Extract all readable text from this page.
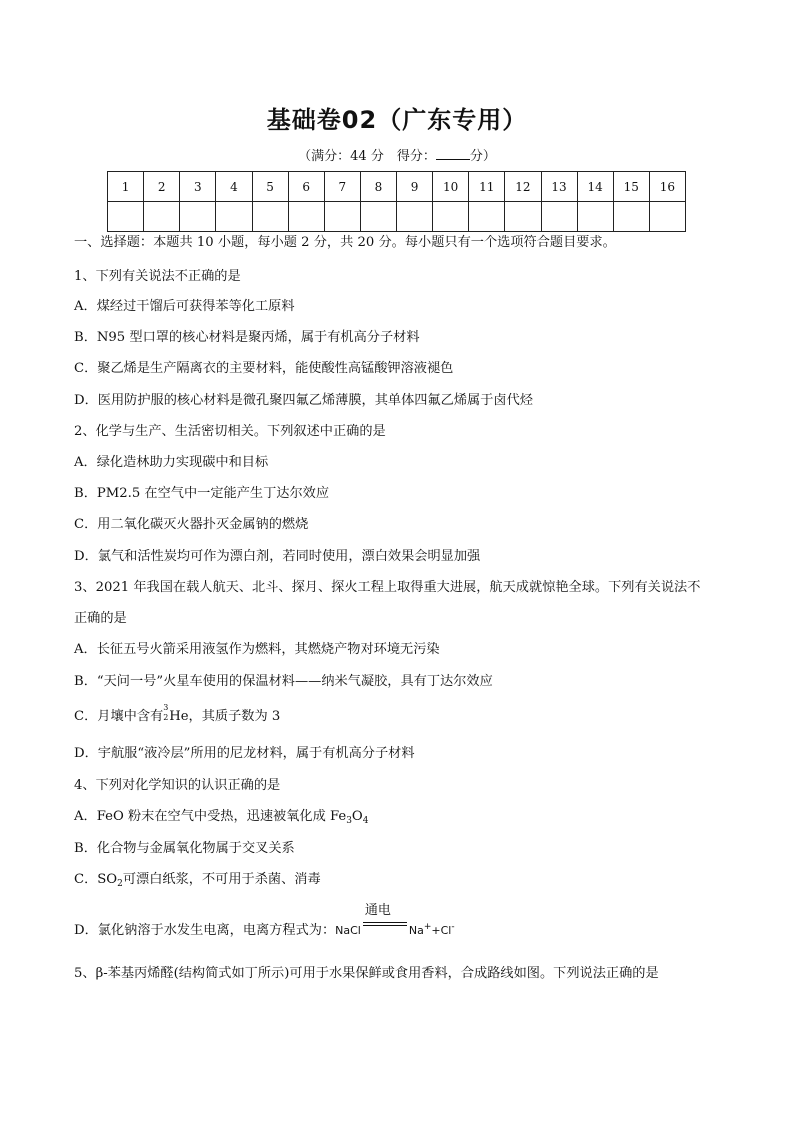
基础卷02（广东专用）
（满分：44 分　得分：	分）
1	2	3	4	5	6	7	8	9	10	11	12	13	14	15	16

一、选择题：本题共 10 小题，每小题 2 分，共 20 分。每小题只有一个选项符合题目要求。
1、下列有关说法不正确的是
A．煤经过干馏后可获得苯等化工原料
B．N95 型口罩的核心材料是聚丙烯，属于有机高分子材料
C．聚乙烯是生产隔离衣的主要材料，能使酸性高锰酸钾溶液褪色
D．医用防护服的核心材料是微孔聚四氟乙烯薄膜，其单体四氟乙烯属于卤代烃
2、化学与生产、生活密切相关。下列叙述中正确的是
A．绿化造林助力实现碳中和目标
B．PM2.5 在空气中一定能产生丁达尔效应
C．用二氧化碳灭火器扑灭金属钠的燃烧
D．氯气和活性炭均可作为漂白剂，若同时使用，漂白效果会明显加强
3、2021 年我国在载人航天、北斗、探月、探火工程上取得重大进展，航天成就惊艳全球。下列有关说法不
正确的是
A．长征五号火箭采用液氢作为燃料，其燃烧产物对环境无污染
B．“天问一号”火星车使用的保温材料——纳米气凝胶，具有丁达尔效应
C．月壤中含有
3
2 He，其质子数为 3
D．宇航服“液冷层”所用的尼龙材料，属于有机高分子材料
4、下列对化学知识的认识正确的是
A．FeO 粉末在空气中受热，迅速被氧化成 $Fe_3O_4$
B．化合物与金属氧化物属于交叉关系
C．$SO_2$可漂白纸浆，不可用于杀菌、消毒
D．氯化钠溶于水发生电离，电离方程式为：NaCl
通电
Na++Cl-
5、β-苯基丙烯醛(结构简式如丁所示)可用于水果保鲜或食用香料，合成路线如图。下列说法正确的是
━━━━━━
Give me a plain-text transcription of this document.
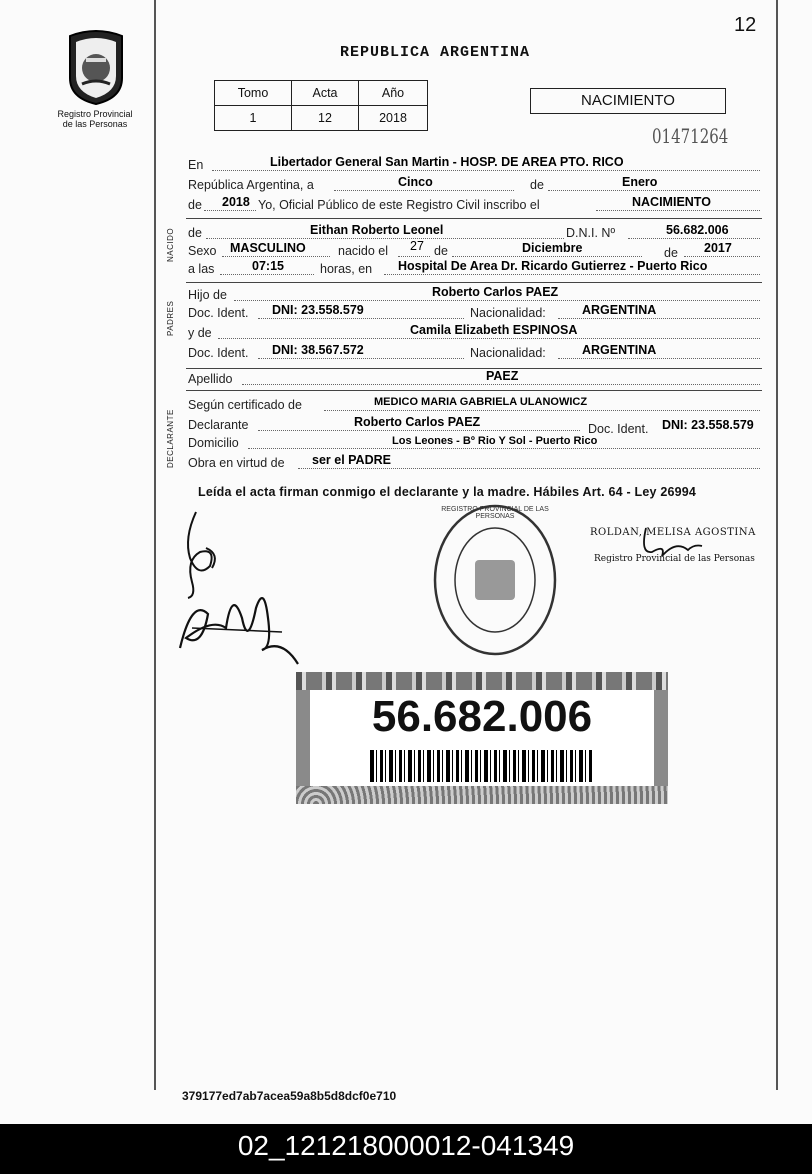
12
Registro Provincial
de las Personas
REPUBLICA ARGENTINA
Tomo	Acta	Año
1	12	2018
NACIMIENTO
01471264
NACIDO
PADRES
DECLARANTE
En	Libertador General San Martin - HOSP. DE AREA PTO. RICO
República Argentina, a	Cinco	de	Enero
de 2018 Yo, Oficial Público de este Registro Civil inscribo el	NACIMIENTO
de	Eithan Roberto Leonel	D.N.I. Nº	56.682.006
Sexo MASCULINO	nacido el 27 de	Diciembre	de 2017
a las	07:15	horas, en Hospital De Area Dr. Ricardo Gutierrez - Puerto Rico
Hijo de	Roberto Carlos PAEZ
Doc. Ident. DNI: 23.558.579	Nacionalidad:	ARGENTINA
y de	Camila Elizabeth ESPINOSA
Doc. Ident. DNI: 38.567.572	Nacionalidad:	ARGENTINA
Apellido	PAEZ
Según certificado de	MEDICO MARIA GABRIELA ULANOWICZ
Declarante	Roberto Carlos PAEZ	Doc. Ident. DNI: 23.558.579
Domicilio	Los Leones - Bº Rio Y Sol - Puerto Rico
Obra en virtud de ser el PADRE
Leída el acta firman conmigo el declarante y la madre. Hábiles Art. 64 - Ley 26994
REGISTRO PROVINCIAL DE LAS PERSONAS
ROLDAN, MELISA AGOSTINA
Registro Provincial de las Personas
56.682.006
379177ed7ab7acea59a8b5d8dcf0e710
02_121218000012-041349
━━━━━━
*STATED GOAL*
Find every line holding the word "text"; give their count and nothing else.

*OUTPUT FOR THIS TASK*
2